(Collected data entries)

━━━━━━━━━━━━━━━━━━━━

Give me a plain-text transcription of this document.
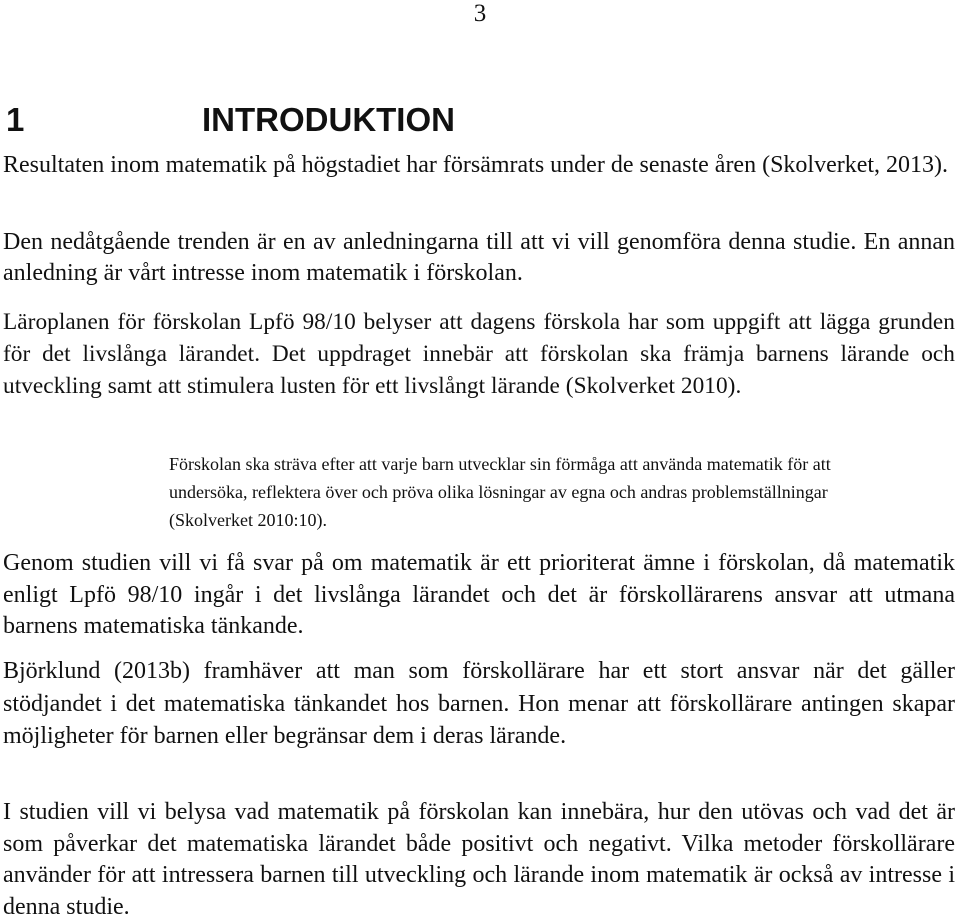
3
1	INTRODUKTION

Resultaten inom matematik på högstadiet har försämrats under de senaste åren (Skolverket, 2013).

Den nedåtgående trenden är en av anledningarna till att vi vill genomföra denna studie. En annan anledning är vårt intresse inom matematik i förskolan.

Läroplanen för förskolan Lpfö 98/10 belyser att dagens förskola har som uppgift att lägga grunden för det livslånga lärandet. Det uppdraget innebär att förskolan ska främja barnens lärande och utveckling samt att stimulera lusten för ett livslångt lärande (Skolverket 2010).

Förskolan ska sträva efter att varje barn utvecklar sin förmåga att använda matematik för att undersöka, reflektera över och pröva olika lösningar av egna och andras problemställningar (Skolverket 2010:10).

Genom studien vill vi få svar på om matematik är ett prioriterat ämne i förskolan, då matematik enligt Lpfö 98/10 ingår i det livslånga lärandet och det är förskollärarens ansvar att utmana barnens matematiska tänkande.

Björklund (2013b) framhäver att man som förskollärare har ett stort ansvar när det gäller stödjandet i det matematiska tänkandet hos barnen. Hon menar att förskollärare antingen skapar möjligheter för barnen eller begränsar dem i deras lärande.

I studien vill vi belysa vad matematik på förskolan kan innebära, hur den utövas och vad det är som påverkar det matematiska lärandet både positivt och negativt. Vilka metoder förskollärare använder för att intressera barnen till utveckling och lärande inom matematik är också av intresse i denna studie.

━━━━━━━━━━━━━━━━━━━━

-- Task goal --
Note every line of the entries in which "barnens" appears, and copy it down.

-- Exercise solution --
Läroplanen för förskolan Lpfö 98/10 belyser att dagens förskola har som uppgift att lägga grunden för det livslånga lärandet. Det uppdraget innebär att förskolan ska främja barnens lärande och utveckling samt att stimulera lusten för ett livslångt lärande (Skolverket 2010).
Genom studien vill vi få svar på om matematik är ett prioriterat ämne i förskolan, då matematik enligt Lpfö 98/10 ingår i det livslånga lärandet och det är förskollärarens ansvar att utmana barnens matematiska tänkande.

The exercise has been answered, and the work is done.